──────── Text provided ────────
Credit note - What is a credit note?
A credit note (also known as credit memo) is issued to indicate a return of funds in the event of an invoice error, incorrect or damaged products, purchase cancellation, or otherwise specified circumstance.
Create and send a customised, professional credit note to your customer in just a few clicks. Try Debitoor invoice software free for 7 days.
If you return goods to a supplier, or if a customer returns goods to you, for either full or partial credit, a credit note must be issued so that you and your customer can process it and make the according adjustments in your books.
A credit note is a document issued to record in your accounts that a particular amount was returned to the customer for a paid (or partially paid) invoice. It is also sent to your customer to indicate the cancellation of the payment in the original invoice.
This amount can also be used to offset future purchases from the same customer, for example, if a new order is placed with necessary corrections.
You can issue as many credit notes as you like according to the same invoice, as long as you do not exceed the total invoice amount.
When to issue a credit note
There are two types of credit notes:
- Those issued for outgoing payments
- Those issued for incoming payments
In other words, a credit note can be received or issued by a business. For small business owners, both types are common.
There are several situations in which a credit note should be issued. Some common cases when to issue a credit note are the following:
- If you receive goods from a supplier that must be returned due to damage, or fault - or simply do not meet the buyers specifications
- Correcting any invoice mistakes (e.g. invoice amount overstated)
- Correct discount rate is not applied to invoice
- Goods damaged within the warranty period
- Cancel out any awaiting payments on invoices
In these cases, the original invoice can be cancelled with the issuance of a credit note, and thereafter a corrected invoice can be issued. If you intend to buy more from that supplier, the amount specified can be offset against future purchases or you may request a refund of your payment.
Credit note example
The process of issuing a credit note for an invoice is fairly straightfoward. Typically, credit notes should be sent to the customer for which they are issued, as well as retained by the issuing business.
────────
◆ **Questions**:
- 1) According to the credit note passage, how many credit notes can be issued against the same invoice?
- 2) Carry on writing the credit note passage from where it stops.
The entries below are separate material, apart from the credit note passage.
──────── Source information ────────
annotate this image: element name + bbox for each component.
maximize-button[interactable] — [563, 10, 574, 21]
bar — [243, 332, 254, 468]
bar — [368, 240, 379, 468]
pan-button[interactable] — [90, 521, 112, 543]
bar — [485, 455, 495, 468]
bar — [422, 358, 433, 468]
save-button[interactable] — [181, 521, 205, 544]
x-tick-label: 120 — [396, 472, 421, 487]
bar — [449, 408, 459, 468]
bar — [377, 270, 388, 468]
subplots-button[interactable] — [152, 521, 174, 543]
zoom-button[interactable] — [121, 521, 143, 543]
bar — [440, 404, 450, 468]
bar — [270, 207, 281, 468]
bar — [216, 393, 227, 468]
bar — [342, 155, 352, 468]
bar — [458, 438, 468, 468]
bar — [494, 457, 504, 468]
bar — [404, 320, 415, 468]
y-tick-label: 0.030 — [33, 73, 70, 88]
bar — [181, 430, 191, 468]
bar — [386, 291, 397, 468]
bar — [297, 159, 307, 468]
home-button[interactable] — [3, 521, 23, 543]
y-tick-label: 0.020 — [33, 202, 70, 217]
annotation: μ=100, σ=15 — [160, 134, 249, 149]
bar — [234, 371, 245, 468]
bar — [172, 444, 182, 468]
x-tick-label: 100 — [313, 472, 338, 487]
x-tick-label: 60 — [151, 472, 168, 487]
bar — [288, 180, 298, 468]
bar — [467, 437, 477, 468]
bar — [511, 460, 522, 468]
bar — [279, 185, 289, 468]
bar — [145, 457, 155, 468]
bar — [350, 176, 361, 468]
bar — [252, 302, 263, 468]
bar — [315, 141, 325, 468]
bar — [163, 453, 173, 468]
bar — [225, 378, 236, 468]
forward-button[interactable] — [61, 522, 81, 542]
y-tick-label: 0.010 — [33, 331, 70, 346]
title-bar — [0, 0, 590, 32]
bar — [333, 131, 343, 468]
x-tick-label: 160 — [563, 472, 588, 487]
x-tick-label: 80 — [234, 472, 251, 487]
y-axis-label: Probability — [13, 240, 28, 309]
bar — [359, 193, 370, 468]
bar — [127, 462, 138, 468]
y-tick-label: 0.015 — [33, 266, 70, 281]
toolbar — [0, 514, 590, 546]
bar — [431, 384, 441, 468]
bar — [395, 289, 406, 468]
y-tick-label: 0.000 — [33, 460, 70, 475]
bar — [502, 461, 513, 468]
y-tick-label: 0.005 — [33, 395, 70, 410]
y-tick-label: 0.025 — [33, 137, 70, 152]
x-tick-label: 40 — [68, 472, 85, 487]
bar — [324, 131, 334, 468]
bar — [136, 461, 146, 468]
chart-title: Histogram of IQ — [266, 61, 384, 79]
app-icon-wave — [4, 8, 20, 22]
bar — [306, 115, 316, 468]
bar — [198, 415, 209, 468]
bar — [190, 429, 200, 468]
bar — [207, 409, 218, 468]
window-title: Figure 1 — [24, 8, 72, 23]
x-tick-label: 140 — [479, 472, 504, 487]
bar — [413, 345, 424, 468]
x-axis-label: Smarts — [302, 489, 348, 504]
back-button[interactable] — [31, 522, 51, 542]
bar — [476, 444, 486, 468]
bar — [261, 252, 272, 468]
────────
◆ **Task results**:
- 1) As many as you like, as long as the total invoice amount is not exceeded.

- 2)
Company X purchases £65 of products from Company Y. Company X contacts Y to inform them that there is an error on the invoice so the order cannot be completed.
Company Y issues a credit note on the original invoice and sends it to X, cancelling the invoice and recording the amount stated (£65) as positive under accounts payable. Company X can then use the £65 stated in the credit note towards future orders, or request a refund.
Credit notes in accounting
In traditional accounting practices, credit notes would be entered as a credit in the sales book for that particular customer (crediting their account for the specified amount).
In double-entry bookkeeping systems, the credit note would be entered as a debit under revenues, and a credit under accounts receivable. Each credit note should be recorded, and updated in the appropriate accounts to match the balance (such as stock, in the case of returned products).
Credit Notes in Debitoor
Thankfully, online invoicing and accounting software like Debitoor remove the necessity to ensure that each credit note is marked down in your books accordingly. A credit note is automatically linked to the invoice for which it is created, has its own unique number, and is reflected in the amount due for the invoice.
As mentioned above, with Debitoor you can raise a credit note based on the original invoice, but you can also create a credit note without the original invoice if required.
In Debitoor, credit notes have their own tab and numbering system to easily distinguish them from invoices. They can also be customised like your invoices to create unique and professional documents.